>> BEGIN
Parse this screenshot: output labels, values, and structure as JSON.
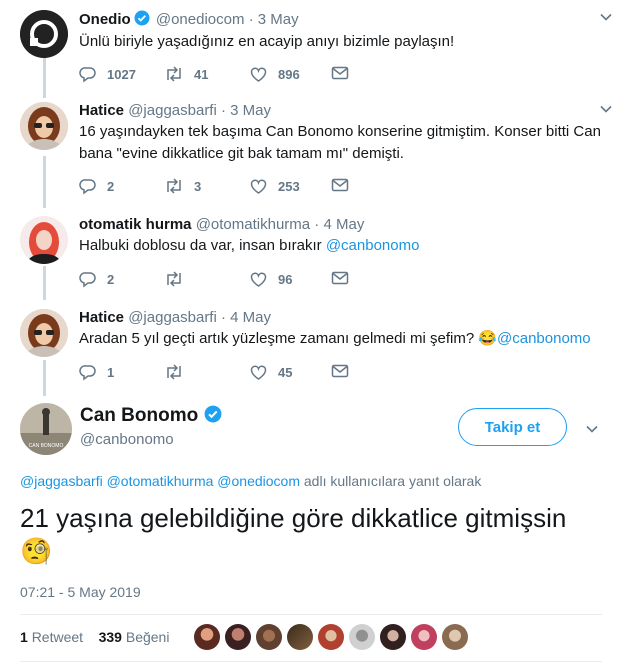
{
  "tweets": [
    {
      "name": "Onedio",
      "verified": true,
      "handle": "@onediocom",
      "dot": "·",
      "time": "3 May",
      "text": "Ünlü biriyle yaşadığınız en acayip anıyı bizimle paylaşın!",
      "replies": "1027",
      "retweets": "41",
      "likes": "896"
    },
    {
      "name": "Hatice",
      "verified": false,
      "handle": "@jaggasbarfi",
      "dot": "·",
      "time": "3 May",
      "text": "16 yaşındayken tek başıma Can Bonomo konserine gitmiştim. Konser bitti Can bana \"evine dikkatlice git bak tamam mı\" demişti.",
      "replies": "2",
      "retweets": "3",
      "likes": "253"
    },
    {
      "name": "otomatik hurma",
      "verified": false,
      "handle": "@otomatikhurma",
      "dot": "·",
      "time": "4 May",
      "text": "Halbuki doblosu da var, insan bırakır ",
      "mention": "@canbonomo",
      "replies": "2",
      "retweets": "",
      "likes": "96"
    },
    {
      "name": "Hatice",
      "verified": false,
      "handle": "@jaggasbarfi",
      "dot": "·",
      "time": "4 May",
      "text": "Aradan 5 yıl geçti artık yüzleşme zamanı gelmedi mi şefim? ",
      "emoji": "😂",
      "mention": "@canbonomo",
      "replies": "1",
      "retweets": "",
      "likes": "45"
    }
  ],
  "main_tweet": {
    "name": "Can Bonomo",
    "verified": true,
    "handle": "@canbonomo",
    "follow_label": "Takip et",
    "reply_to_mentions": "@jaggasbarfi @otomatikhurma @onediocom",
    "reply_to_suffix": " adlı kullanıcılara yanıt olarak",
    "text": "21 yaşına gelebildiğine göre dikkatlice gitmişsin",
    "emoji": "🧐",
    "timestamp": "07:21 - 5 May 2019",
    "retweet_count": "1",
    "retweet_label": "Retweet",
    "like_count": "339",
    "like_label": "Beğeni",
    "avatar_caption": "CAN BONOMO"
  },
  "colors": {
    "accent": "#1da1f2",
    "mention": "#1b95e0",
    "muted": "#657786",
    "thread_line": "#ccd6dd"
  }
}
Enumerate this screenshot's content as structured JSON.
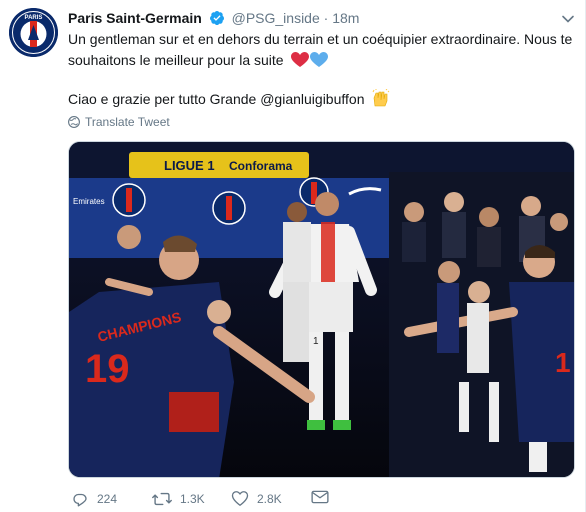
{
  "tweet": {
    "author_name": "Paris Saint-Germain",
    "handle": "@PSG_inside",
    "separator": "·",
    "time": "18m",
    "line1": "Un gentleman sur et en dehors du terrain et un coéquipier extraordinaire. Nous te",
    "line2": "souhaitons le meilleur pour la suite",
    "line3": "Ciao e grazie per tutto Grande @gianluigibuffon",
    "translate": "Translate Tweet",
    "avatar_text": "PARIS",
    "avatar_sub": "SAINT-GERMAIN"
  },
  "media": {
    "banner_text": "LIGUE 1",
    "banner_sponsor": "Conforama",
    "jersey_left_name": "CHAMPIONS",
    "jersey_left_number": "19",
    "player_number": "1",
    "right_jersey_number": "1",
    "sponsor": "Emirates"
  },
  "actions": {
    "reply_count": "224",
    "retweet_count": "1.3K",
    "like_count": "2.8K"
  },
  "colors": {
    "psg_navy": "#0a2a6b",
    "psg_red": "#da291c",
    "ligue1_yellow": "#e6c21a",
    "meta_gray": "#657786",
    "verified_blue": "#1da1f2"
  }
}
>> END
### What is required
Each record must be quoted in full and exactly. Do not include the pictures.

### Correct result
Parse this screenshot: output labels, values, and structure as JSON.
{
  "tweets": [
    {
      "name": "Onedio",
      "verified": true,
      "handle": "@onediocom",
      "dot": "·",
      "time": "3 May",
      "text": "Ünlü biriyle yaşadığınız en acayip anıyı bizimle paylaşın!",
      "replies": "1027",
      "retweets": "41",
      "likes": "896"
    },
    {
      "name": "Hatice",
      "verified": false,
      "handle": "@jaggasbarfi",
      "dot": "·",
      "time": "3 May",
      "text": "16 yaşındayken tek başıma Can Bonomo konserine gitmiştim. Konser bitti Can bana \"evine dikkatlice git bak tamam mı\" demişti.",
      "replies": "2",
      "retweets": "3",
      "likes": "253"
    },
    {
      "name": "otomatik hurma",
      "verified": false,
      "handle": "@otomatikhurma",
      "dot": "·",
      "time": "4 May",
      "text": "Halbuki doblosu da var, insan bırakır ",
      "mention": "@canbonomo",
      "replies": "2",
      "retweets": "",
      "likes": "96"
    },
    {
      "name": "Hatice",
      "verified": false,
      "handle": "@jaggasbarfi",
      "dot": "·",
      "time": "4 May",
      "text": "Aradan 5 yıl geçti artık yüzleşme zamanı gelmedi mi şefim? ",
      "emoji": "😂",
      "mention": "@canbonomo",
      "replies": "1",
      "retweets": "",
      "likes": "45"
    }
  ],
  "main_tweet": {
    "name": "Can Bonomo",
    "verified": true,
    "handle": "@canbonomo",
    "follow_label": "Takip et",
    "reply_to_mentions": "@jaggasbarfi @otomatikhurma @onediocom",
    "reply_to_suffix": " adlı kullanıcılara yanıt olarak",
    "text": "21 yaşına gelebildiğine göre dikkatlice gitmişsin",
    "emoji": "🧐",
    "timestamp": "07:21 - 5 May 2019",
    "retweet_count": "1",
    "retweet_label": "Retweet",
    "like_count": "339",
    "like_label": "Beğeni",
    "avatar_caption": "CAN BONOMO"
  },
  "colors": {
    "accent": "#1da1f2",
    "mention": "#1b95e0",
    "muted": "#657786",
    "thread_line": "#ccd6dd"
  }
}
Enumerate this screenshot's content as structured JSON.
{
  "tweet": {
    "author_name": "Paris Saint-Germain",
    "handle": "@PSG_inside",
    "separator": "·",
    "time": "18m",
    "line1": "Un gentleman sur et en dehors du terrain et un coéquipier extraordinaire. Nous te",
    "line2": "souhaitons le meilleur pour la suite",
    "line3": "Ciao e grazie per tutto Grande @gianluigibuffon",
    "translate": "Translate Tweet",
    "avatar_text": "PARIS",
    "avatar_sub": "SAINT-GERMAIN"
  },
  "media": {
    "banner_text": "LIGUE 1",
    "banner_sponsor": "Conforama",
    "jersey_left_name": "CHAMPIONS",
    "jersey_left_number": "19",
    "player_number": "1",
    "right_jersey_number": "1",
    "sponsor": "Emirates"
  },
  "actions": {
    "reply_count": "224",
    "retweet_count": "1.3K",
    "like_count": "2.8K"
  },
  "colors": {
    "psg_navy": "#0a2a6b",
    "psg_red": "#da291c",
    "ligue1_yellow": "#e6c21a",
    "meta_gray": "#657786",
    "verified_blue": "#1da1f2"
  }
}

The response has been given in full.